MATERIALS PROVIDED:
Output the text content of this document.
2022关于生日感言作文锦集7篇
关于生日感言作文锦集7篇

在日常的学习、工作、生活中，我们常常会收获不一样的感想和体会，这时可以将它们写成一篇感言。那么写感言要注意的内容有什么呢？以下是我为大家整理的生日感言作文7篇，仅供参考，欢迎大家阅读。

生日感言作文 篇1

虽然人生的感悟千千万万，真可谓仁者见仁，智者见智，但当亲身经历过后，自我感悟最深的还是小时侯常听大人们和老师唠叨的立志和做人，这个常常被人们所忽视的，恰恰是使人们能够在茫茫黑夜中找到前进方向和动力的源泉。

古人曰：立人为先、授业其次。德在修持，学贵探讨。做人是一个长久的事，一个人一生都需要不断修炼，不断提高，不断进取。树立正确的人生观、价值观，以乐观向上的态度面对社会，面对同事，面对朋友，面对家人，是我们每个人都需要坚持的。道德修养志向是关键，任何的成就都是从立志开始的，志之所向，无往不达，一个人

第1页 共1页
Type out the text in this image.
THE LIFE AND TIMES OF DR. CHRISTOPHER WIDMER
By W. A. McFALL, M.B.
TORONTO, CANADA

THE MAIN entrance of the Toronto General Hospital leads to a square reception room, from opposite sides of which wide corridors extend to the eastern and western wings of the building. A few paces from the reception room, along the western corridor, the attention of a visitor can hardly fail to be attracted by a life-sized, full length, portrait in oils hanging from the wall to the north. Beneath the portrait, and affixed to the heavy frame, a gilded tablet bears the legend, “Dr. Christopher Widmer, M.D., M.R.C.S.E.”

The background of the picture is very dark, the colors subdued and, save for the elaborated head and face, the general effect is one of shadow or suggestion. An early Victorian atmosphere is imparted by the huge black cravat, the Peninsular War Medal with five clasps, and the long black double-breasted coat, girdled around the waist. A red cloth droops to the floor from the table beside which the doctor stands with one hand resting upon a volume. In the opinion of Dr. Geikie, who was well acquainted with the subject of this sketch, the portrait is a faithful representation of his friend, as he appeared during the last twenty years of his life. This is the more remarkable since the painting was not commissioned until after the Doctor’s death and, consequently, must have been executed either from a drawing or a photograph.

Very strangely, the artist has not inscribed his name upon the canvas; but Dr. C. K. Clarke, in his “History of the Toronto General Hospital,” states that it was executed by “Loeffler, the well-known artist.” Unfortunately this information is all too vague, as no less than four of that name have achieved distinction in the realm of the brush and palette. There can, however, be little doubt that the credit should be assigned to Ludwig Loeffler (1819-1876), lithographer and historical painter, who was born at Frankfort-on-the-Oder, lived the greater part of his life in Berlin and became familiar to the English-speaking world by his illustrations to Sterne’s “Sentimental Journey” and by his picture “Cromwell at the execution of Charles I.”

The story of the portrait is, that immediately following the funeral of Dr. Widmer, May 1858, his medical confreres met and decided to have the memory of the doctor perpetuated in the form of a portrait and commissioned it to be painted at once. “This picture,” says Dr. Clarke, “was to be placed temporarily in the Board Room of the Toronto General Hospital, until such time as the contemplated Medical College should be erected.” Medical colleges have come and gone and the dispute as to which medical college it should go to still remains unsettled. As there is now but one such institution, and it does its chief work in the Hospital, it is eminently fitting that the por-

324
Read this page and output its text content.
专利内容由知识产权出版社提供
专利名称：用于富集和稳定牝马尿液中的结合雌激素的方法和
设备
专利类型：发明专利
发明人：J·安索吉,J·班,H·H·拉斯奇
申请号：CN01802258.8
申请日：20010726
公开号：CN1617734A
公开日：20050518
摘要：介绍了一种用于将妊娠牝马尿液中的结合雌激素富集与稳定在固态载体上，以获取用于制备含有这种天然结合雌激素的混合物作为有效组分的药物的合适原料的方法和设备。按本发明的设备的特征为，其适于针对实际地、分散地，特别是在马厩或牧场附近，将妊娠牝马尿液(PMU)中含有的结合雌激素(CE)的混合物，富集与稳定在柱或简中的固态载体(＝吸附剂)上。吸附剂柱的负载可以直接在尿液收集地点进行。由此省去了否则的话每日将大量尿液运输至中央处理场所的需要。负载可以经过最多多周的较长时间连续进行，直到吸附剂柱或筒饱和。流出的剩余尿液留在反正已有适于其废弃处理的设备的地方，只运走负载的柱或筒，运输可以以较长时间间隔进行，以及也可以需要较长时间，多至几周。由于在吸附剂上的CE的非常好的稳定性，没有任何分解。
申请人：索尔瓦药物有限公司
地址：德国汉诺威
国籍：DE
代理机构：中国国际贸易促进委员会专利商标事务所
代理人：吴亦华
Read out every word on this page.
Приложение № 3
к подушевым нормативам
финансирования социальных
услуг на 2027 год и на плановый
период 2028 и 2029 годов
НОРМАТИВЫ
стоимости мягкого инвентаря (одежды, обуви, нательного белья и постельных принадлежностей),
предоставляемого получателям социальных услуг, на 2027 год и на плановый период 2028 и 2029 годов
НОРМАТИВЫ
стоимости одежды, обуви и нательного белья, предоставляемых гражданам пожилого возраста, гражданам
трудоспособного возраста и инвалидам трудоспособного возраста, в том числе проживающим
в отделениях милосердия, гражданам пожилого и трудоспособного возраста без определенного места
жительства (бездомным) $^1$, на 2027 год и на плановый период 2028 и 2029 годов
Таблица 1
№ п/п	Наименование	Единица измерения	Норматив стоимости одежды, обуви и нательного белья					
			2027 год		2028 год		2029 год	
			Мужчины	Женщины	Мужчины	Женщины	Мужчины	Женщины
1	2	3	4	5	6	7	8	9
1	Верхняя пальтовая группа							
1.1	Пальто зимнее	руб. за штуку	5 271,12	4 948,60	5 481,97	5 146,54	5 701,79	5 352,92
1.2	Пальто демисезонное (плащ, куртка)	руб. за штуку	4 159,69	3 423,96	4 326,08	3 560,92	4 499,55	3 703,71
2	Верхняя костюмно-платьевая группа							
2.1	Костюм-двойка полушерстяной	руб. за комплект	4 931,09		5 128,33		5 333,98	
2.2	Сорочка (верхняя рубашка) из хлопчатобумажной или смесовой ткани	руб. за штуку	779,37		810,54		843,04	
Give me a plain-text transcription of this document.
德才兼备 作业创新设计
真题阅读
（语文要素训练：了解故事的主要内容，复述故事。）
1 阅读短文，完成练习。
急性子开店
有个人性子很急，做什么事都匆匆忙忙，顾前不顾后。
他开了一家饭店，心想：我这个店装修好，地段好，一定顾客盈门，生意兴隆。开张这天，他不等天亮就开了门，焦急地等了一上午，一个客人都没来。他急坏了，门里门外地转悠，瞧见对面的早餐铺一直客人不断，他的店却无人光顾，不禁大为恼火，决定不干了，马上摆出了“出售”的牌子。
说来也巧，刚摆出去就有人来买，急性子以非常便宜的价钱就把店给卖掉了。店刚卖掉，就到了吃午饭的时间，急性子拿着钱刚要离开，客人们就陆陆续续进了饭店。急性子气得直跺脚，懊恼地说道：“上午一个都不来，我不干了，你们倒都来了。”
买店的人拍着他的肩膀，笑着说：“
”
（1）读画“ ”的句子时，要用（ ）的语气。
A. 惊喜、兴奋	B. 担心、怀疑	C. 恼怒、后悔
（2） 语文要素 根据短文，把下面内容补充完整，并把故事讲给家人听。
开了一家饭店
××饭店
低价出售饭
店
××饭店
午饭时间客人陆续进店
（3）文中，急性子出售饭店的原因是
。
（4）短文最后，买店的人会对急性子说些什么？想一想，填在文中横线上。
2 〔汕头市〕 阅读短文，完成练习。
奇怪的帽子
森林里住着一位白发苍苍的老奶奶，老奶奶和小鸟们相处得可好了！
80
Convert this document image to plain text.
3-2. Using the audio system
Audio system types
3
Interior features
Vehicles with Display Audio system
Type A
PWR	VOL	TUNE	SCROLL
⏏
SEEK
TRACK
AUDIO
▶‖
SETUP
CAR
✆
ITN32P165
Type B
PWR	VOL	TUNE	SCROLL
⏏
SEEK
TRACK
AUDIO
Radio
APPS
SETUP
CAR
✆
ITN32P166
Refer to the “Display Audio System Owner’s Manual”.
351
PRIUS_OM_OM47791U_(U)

AIM OF THE EXERCISE:
In the material above, find the lines that contain "период" and show them.

REPLY:
период 2028 и 2029 годов
предоставляемого получателям социальных услуг, на 2027 год и на плановый период 2028 и 2029 годов
жительства (бездомным) $^1$, на 2027 год и на плановый период 2028 и 2029 годов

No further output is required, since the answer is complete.